- What is needed:
Reproduce every record below exactly as it appears.

- Exercise material:
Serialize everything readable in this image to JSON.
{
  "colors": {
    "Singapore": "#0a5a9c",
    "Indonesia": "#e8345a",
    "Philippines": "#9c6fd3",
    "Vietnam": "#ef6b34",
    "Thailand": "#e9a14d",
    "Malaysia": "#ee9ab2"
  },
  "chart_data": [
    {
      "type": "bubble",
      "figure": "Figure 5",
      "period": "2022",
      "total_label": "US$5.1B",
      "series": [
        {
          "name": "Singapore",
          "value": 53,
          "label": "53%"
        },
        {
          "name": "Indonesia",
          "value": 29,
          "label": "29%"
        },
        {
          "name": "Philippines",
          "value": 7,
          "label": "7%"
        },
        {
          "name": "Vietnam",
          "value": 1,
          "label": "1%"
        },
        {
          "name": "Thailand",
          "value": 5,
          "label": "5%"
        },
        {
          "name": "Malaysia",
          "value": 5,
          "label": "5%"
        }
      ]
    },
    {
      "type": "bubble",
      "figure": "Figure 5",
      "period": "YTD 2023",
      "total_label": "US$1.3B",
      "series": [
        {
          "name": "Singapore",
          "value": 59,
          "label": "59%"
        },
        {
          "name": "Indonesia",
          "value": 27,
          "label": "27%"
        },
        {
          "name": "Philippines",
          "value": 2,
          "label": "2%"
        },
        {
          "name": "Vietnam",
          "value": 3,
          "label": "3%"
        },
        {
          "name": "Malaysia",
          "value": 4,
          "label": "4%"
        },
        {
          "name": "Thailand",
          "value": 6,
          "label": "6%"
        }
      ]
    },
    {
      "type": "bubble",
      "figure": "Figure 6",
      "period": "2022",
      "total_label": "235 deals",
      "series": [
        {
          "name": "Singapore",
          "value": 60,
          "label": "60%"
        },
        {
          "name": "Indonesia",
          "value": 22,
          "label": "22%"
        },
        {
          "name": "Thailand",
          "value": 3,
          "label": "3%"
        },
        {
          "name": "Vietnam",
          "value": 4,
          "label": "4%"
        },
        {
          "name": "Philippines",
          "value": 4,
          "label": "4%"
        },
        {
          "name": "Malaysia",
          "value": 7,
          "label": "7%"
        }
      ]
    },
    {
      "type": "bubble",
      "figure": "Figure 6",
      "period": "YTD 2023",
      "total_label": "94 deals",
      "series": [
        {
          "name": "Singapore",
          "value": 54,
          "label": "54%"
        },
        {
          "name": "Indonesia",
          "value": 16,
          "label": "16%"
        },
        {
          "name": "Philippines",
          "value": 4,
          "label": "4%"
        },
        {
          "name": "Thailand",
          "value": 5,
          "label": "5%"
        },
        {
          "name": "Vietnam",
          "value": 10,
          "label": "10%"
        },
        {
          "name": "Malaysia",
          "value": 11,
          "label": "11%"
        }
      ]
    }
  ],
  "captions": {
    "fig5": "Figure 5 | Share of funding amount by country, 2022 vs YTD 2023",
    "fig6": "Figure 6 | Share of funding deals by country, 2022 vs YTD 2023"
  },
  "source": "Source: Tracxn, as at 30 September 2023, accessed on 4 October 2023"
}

- Response:
Serialize everything readable in this image to JSON.
{
  "colors": {
    "Singapore": "#0a5a9c",
    "Indonesia": "#e8345a",
    "Philippines": "#9c6fd3",
    "Vietnam": "#ef6b34",
    "Thailand": "#e9a14d",
    "Malaysia": "#ee9ab2"
  },
  "chart_data": [
    {
      "type": "bubble",
      "figure": "Figure 5",
      "period": "2022",
      "total_label": "US$5.1B",
      "series": [
        {
          "name": "Singapore",
          "value": 53,
          "label": "53%"
        },
        {
          "name": "Indonesia",
          "value": 29,
          "label": "29%"
        },
        {
          "name": "Philippines",
          "value": 7,
          "label": "7%"
        },
        {
          "name": "Vietnam",
          "value": 1,
          "label": "1%"
        },
        {
          "name": "Thailand",
          "value": 5,
          "label": "5%"
        },
        {
          "name": "Malaysia",
          "value": 5,
          "label": "5%"
        }
      ]
    },
    {
      "type": "bubble",
      "figure": "Figure 5",
      "period": "YTD 2023",
      "total_label": "US$1.3B",
      "series": [
        {
          "name": "Singapore",
          "value": 59,
          "label": "59%"
        },
        {
          "name": "Indonesia",
          "value": 27,
          "label": "27%"
        },
        {
          "name": "Philippines",
          "value": 2,
          "label": "2%"
        },
        {
          "name": "Vietnam",
          "value": 3,
          "label": "3%"
        },
        {
          "name": "Malaysia",
          "value": 4,
          "label": "4%"
        },
        {
          "name": "Thailand",
          "value": 6,
          "label": "6%"
        }
      ]
    },
    {
      "type": "bubble",
      "figure": "Figure 6",
      "period": "2022",
      "total_label": "235 deals",
      "series": [
        {
          "name": "Singapore",
          "value": 60,
          "label": "60%"
        },
        {
          "name": "Indonesia",
          "value": 22,
          "label": "22%"
        },
        {
          "name": "Thailand",
          "value": 3,
          "label": "3%"
        },
        {
          "name": "Vietnam",
          "value": 4,
          "label": "4%"
        },
        {
          "name": "Philippines",
          "value": 4,
          "label": "4%"
        },
        {
          "name": "Malaysia",
          "value": 7,
          "label": "7%"
        }
      ]
    },
    {
      "type": "bubble",
      "figure": "Figure 6",
      "period": "YTD 2023",
      "total_label": "94 deals",
      "series": [
        {
          "name": "Singapore",
          "value": 54,
          "label": "54%"
        },
        {
          "name": "Indonesia",
          "value": 16,
          "label": "16%"
        },
        {
          "name": "Philippines",
          "value": 4,
          "label": "4%"
        },
        {
          "name": "Thailand",
          "value": 5,
          "label": "5%"
        },
        {
          "name": "Vietnam",
          "value": 10,
          "label": "10%"
        },
        {
          "name": "Malaysia",
          "value": 11,
          "label": "11%"
        }
      ]
    }
  ],
  "captions": {
    "fig5": "Figure 5 | Share of funding amount by country, 2022 vs YTD 2023",
    "fig6": "Figure 6 | Share of funding deals by country, 2022 vs YTD 2023"
  },
  "source": "Source: Tracxn, as at 30 September 2023, accessed on 4 October 2023"
}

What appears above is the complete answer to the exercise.